# Data excerpts

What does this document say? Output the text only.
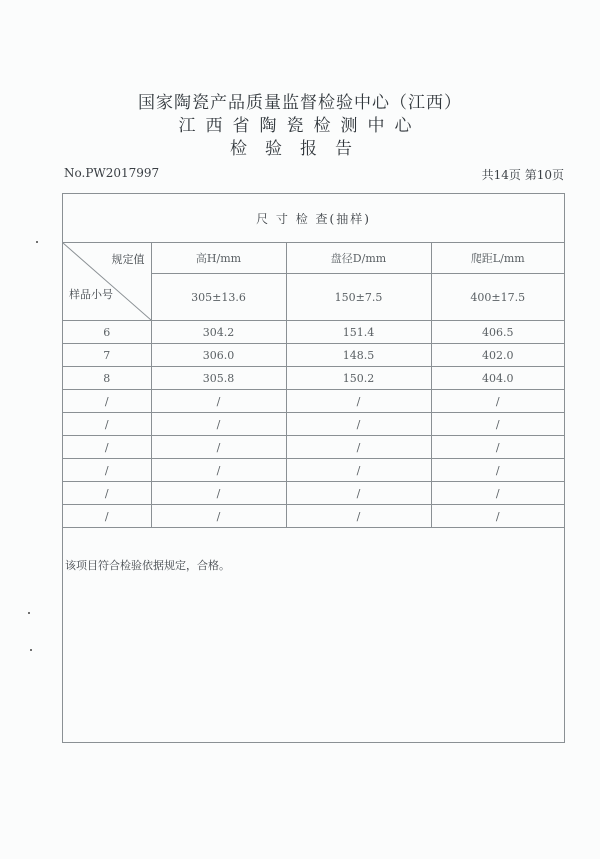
国家陶瓷产品质量监督检验中心（江西）
江西省陶瓷检测中心
检验报告
No.PW2017997	共14页 第10页
尺 寸 检 查(抽样)
规定值
样品小号	高H/mm	盘径D/mm	爬距L/mm
	305±13.6	150±7.5	400±17.5
6	304.2	151.4	406.5
7	306.0	148.5	402.0
8	305.8	150.2	404.0
/	/	/	/
/	/	/	/
/	/	/	/
/	/	/	/
/	/	/	/
/	/	/	/
该项目符合检验依据规定，合格。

# Given request
Set down the material above as is, without any pictures.

# Exercise result
What does this document say? Output the text only.
国家陶瓷产品质量监督检验中心（江西）
江西省陶瓷检测中心
检验报告
No.PW2017997	共14页 第10页
尺 寸 检 查(抽样)
规定值
样品小号	高H/mm	盘径D/mm	爬距L/mm
	305±13.6	150±7.5	400±17.5
6	304.2	151.4	406.5
7	306.0	148.5	402.0
8	305.8	150.2	404.0
/	/	/	/
/	/	/	/
/	/	/	/
/	/	/	/
/	/	/	/
/	/	/	/
该项目符合检验依据规定，合格。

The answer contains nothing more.